Output all entries verbatim. Skip pictures.
++++ RECORDS FOR PROCESSING
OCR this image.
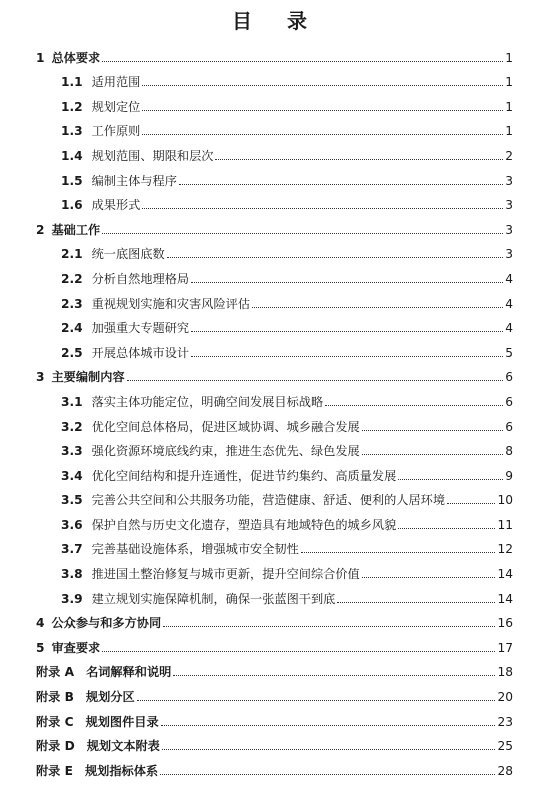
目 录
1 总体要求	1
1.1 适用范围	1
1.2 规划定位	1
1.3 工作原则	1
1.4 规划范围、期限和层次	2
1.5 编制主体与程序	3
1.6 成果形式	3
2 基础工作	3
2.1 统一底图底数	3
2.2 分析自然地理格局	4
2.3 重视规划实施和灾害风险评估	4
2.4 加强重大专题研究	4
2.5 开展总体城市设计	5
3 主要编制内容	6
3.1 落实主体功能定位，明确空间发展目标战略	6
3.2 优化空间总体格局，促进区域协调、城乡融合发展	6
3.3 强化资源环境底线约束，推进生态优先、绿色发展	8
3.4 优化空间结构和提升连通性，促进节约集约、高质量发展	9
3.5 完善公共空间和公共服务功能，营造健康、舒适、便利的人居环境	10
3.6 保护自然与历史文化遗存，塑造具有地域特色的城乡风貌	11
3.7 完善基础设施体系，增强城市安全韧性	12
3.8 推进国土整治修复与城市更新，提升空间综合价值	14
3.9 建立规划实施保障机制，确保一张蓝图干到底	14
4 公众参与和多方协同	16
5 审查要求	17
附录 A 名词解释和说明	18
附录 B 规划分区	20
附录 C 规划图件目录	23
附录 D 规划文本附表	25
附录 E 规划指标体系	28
++++++++
:: OUTPUT ::
OCR this image.
目 录
1 总体要求	1
1.1 适用范围	1
1.2 规划定位	1
1.3 工作原则	1
1.4 规划范围、期限和层次	2
1.5 编制主体与程序	3
1.6 成果形式	3
2 基础工作	3
2.1 统一底图底数	3
2.2 分析自然地理格局	4
2.3 重视规划实施和灾害风险评估	4
2.4 加强重大专题研究	4
2.5 开展总体城市设计	5
3 主要编制内容	6
3.1 落实主体功能定位，明确空间发展目标战略	6
3.2 优化空间总体格局，促进区域协调、城乡融合发展	6
3.3 强化资源环境底线约束，推进生态优先、绿色发展	8
3.4 优化空间结构和提升连通性，促进节约集约、高质量发展	9
3.5 完善公共空间和公共服务功能，营造健康、舒适、便利的人居环境	10
3.6 保护自然与历史文化遗存，塑造具有地域特色的城乡风貌	11
3.7 完善基础设施体系，增强城市安全韧性	12
3.8 推进国土整治修复与城市更新，提升空间综合价值	14
3.9 建立规划实施保障机制，确保一张蓝图干到底	14
4 公众参与和多方协同	16
5 审查要求	17
附录 A 名词解释和说明	18
附录 B 规划分区	20
附录 C 规划图件目录	23
附录 D 规划文本附表	25
附录 E 规划指标体系	28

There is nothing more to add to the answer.